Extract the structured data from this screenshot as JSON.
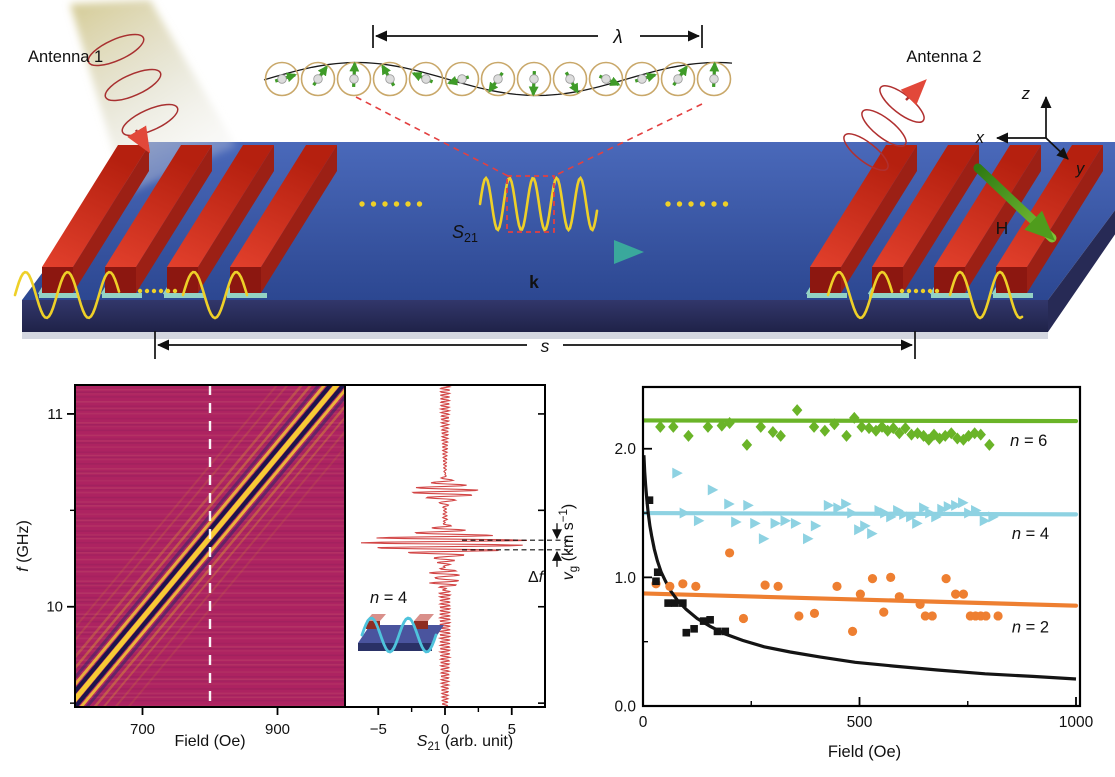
{
  "figure": {
    "type": "scientific-figure",
    "background": "#ffffff"
  },
  "diagram": {
    "antenna1_label": "Antenna 1",
    "antenna2_label": "Antenna 2",
    "lambda_label": "λ",
    "s21_main": "S",
    "s21_sub": "21",
    "k_label": "k",
    "h_label": "H",
    "axis_x": "x",
    "axis_y": "y",
    "axis_z": "z",
    "s_label": "s",
    "colors": {
      "substrate_top": "#33539f",
      "substrate_front": "#262a57",
      "electrode_top": "#d93420",
      "electrode_front": "#8c1710",
      "electrode_side": "#9c2015",
      "electrode_pad": "#93d2c4",
      "spin_wave_yellow": "#eed028",
      "precession_arrow_green": "#3f9b28",
      "precession_ring_tan": "#c9a86a",
      "k_arrow_teal": "#3aa89c",
      "h_arrow_green": "#55a322",
      "dashed_red": "#e34040"
    }
  },
  "chart_data": [
    {
      "id": "dispersion_heatmap",
      "type": "heatmap",
      "xlabel": "Field (Oe)",
      "ylabel_parts": [
        {
          "t": "f",
          "italic": true
        },
        {
          "t": " (GHz)"
        }
      ],
      "xlim": [
        600,
        1000
      ],
      "ylim": [
        9.48,
        11.15
      ],
      "xticks": [
        {
          "v": 700,
          "label": "700"
        },
        {
          "v": 900,
          "label": "900"
        }
      ],
      "yticks": [
        {
          "v": 11,
          "label": "11"
        },
        {
          "v": 10,
          "label": "10"
        }
      ],
      "yticks_minor": [
        10.5,
        9.5
      ],
      "colormap_bg": "#ad2361",
      "stripe_bright": "#f6cb35",
      "stripe_dark": "#15154a",
      "dashed_guide_x": 800,
      "band": {
        "x": [
          600,
          1000
        ],
        "f": [
          9.52,
          11.2
        ],
        "note": "spin-wave transmission band"
      }
    },
    {
      "id": "s21_trace",
      "type": "line",
      "xlabel_parts": [
        {
          "t": "S",
          "italic": true
        },
        {
          "t": "21",
          "script": "sub"
        },
        {
          "t": " (arb. unit)"
        }
      ],
      "xlim": [
        -7.4,
        7.4
      ],
      "xticks": [
        {
          "v": -5,
          "label": "−5"
        },
        {
          "v": 0,
          "label": "0"
        },
        {
          "v": 5,
          "label": "5"
        }
      ],
      "xticks_minor": [
        -2.5,
        2.5
      ],
      "ylim": [
        9.48,
        11.15
      ],
      "right_ticks": [
        9.5,
        10,
        10.5,
        11
      ],
      "color": "#d24646",
      "packets": [
        {
          "center_ghz": 10.33,
          "amplitude": 6.4,
          "sigma_ghz": 0.055
        },
        {
          "center_ghz": 10.6,
          "amplitude": 2.6,
          "sigma_ghz": 0.045
        },
        {
          "center_ghz": 10.15,
          "amplitude": 1.1,
          "sigma_ghz": 0.05
        }
      ],
      "noise_amplitude": 0.4,
      "carrier_period_ghz": 0.026,
      "delta_f_parts": [
        {
          "t": "Δ"
        },
        {
          "t": "f",
          "italic": true
        }
      ],
      "delta_f_guides_ghz": [
        10.345,
        10.295
      ],
      "inset_label_parts": [
        {
          "t": "n",
          "italic": true
        },
        {
          "t": " = 4"
        }
      ],
      "inset_color": "#4fc3dc"
    },
    {
      "id": "group_velocity",
      "type": "scatter",
      "xlabel": "Field (Oe)",
      "ylabel_parts": [
        {
          "t": "v",
          "italic": true
        },
        {
          "t": "g",
          "script": "sub"
        },
        {
          "t": " (km s"
        },
        {
          "t": "−1",
          "script": "super"
        },
        {
          "t": ")"
        }
      ],
      "xlim": [
        0,
        1010
      ],
      "ylim": [
        0,
        2.48
      ],
      "xticks": [
        {
          "v": 0,
          "label": "0"
        },
        {
          "v": 500,
          "label": "500"
        },
        {
          "v": 1000,
          "label": "1000"
        }
      ],
      "xticks_minor": [
        250,
        750
      ],
      "yticks": [
        {
          "v": 0,
          "label": "0.0"
        },
        {
          "v": 1,
          "label": "1.0"
        },
        {
          "v": 2,
          "label": "2.0"
        }
      ],
      "yticks_minor": [
        0.5,
        1.5
      ],
      "series": [
        {
          "name": "n = 6",
          "label_parts": [
            {
              "t": "n",
              "italic": true
            },
            {
              "t": " = 6"
            }
          ],
          "label_xy": [
            848,
            2.02
          ],
          "marker": "diamond",
          "color": "#6ab428",
          "fit_line": [
            [
              0,
              2.22
            ],
            [
              1000,
              2.215
            ]
          ],
          "points": [
            [
              40,
              2.17
            ],
            [
              70,
              2.17
            ],
            [
              105,
              2.1
            ],
            [
              150,
              2.17
            ],
            [
              182,
              2.18
            ],
            [
              200,
              2.2
            ],
            [
              240,
              2.03
            ],
            [
              272,
              2.17
            ],
            [
              300,
              2.13
            ],
            [
              318,
              2.1
            ],
            [
              356,
              2.3
            ],
            [
              395,
              2.17
            ],
            [
              420,
              2.14
            ],
            [
              442,
              2.19
            ],
            [
              470,
              2.1
            ],
            [
              488,
              2.24
            ],
            [
              505,
              2.17
            ],
            [
              522,
              2.16
            ],
            [
              538,
              2.14
            ],
            [
              552,
              2.17
            ],
            [
              565,
              2.14
            ],
            [
              578,
              2.16
            ],
            [
              592,
              2.12
            ],
            [
              606,
              2.16
            ],
            [
              620,
              2.11
            ],
            [
              634,
              2.12
            ],
            [
              648,
              2.1
            ],
            [
              660,
              2.07
            ],
            [
              672,
              2.11
            ],
            [
              685,
              2.08
            ],
            [
              698,
              2.1
            ],
            [
              712,
              2.12
            ],
            [
              726,
              2.08
            ],
            [
              740,
              2.07
            ],
            [
              752,
              2.1
            ],
            [
              766,
              2.12
            ],
            [
              780,
              2.11
            ],
            [
              800,
              2.03
            ]
          ]
        },
        {
          "name": "n = 4",
          "label_parts": [
            {
              "t": "n",
              "italic": true
            },
            {
              "t": " = 4"
            }
          ],
          "label_xy": [
            852,
            1.3
          ],
          "marker": "triangle-right",
          "color": "#8ed2e2",
          "fit_line": [
            [
              0,
              1.5
            ],
            [
              1000,
              1.49
            ]
          ],
          "points": [
            [
              78,
              1.81
            ],
            [
              95,
              1.5
            ],
            [
              128,
              1.44
            ],
            [
              160,
              1.68
            ],
            [
              198,
              1.57
            ],
            [
              214,
              1.43
            ],
            [
              242,
              1.56
            ],
            [
              258,
              1.42
            ],
            [
              278,
              1.3
            ],
            [
              305,
              1.42
            ],
            [
              328,
              1.44
            ],
            [
              352,
              1.42
            ],
            [
              380,
              1.3
            ],
            [
              398,
              1.4
            ],
            [
              428,
              1.56
            ],
            [
              450,
              1.54
            ],
            [
              468,
              1.57
            ],
            [
              482,
              1.5
            ],
            [
              498,
              1.37
            ],
            [
              512,
              1.4
            ],
            [
              528,
              1.34
            ],
            [
              545,
              1.52
            ],
            [
              558,
              1.5
            ],
            [
              572,
              1.47
            ],
            [
              588,
              1.52
            ],
            [
              602,
              1.49
            ],
            [
              618,
              1.47
            ],
            [
              632,
              1.42
            ],
            [
              648,
              1.54
            ],
            [
              662,
              1.5
            ],
            [
              676,
              1.47
            ],
            [
              690,
              1.53
            ],
            [
              705,
              1.55
            ],
            [
              722,
              1.56
            ],
            [
              738,
              1.58
            ],
            [
              752,
              1.5
            ],
            [
              768,
              1.52
            ],
            [
              788,
              1.44
            ],
            [
              808,
              1.47
            ]
          ]
        },
        {
          "name": "n = 2",
          "label_parts": [
            {
              "t": "n",
              "italic": true
            },
            {
              "t": " = 2"
            }
          ],
          "label_xy": [
            852,
            0.57
          ],
          "marker": "circle",
          "color": "#ee7f31",
          "fit_line": [
            [
              0,
              0.875
            ],
            [
              1000,
              0.78
            ]
          ],
          "points": [
            [
              30,
              0.95
            ],
            [
              62,
              0.93
            ],
            [
              92,
              0.95
            ],
            [
              122,
              0.93
            ],
            [
              200,
              1.19
            ],
            [
              232,
              0.68
            ],
            [
              282,
              0.94
            ],
            [
              312,
              0.93
            ],
            [
              360,
              0.7
            ],
            [
              396,
              0.72
            ],
            [
              448,
              0.93
            ],
            [
              484,
              0.58
            ],
            [
              502,
              0.87
            ],
            [
              530,
              0.99
            ],
            [
              556,
              0.73
            ],
            [
              572,
              1.0
            ],
            [
              592,
              0.85
            ],
            [
              640,
              0.79
            ],
            [
              652,
              0.7
            ],
            [
              668,
              0.7
            ],
            [
              700,
              0.99
            ],
            [
              722,
              0.87
            ],
            [
              740,
              0.87
            ],
            [
              756,
              0.7
            ],
            [
              768,
              0.7
            ],
            [
              780,
              0.7
            ],
            [
              792,
              0.7
            ],
            [
              820,
              0.7
            ]
          ]
        },
        {
          "name": "lowest-mode data",
          "marker": "square",
          "color": "#141414",
          "points": [
            [
              15,
              1.6
            ],
            [
              30,
              0.97
            ],
            [
              34,
              1.04
            ],
            [
              58,
              0.8
            ],
            [
              74,
              0.8
            ],
            [
              92,
              0.8
            ],
            [
              100,
              0.57
            ],
            [
              118,
              0.6
            ],
            [
              140,
              0.66
            ],
            [
              155,
              0.67
            ],
            [
              172,
              0.58
            ],
            [
              190,
              0.58
            ]
          ]
        },
        {
          "name": "theory curve",
          "marker": "none",
          "curve": true,
          "color": "#141414",
          "points": [
            [
              2,
              1.95
            ],
            [
              4,
              1.82
            ],
            [
              6,
              1.72
            ],
            [
              9,
              1.6
            ],
            [
              12,
              1.5
            ],
            [
              16,
              1.4
            ],
            [
              20,
              1.32
            ],
            [
              26,
              1.22
            ],
            [
              33,
              1.13
            ],
            [
              42,
              1.04
            ],
            [
              52,
              0.97
            ],
            [
              65,
              0.89
            ],
            [
              80,
              0.82
            ],
            [
              100,
              0.75
            ],
            [
              125,
              0.68
            ],
            [
              155,
              0.62
            ],
            [
              190,
              0.56
            ],
            [
              230,
              0.51
            ],
            [
              280,
              0.46
            ],
            [
              340,
              0.42
            ],
            [
              410,
              0.38
            ],
            [
              490,
              0.34
            ],
            [
              580,
              0.31
            ],
            [
              680,
              0.28
            ],
            [
              790,
              0.25
            ],
            [
              900,
              0.23
            ],
            [
              1000,
              0.21
            ]
          ]
        }
      ]
    }
  ]
}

> [What is required] In the data above, how many lines contain the string "marker"? Answer with the number only.

> [Response to the task] 5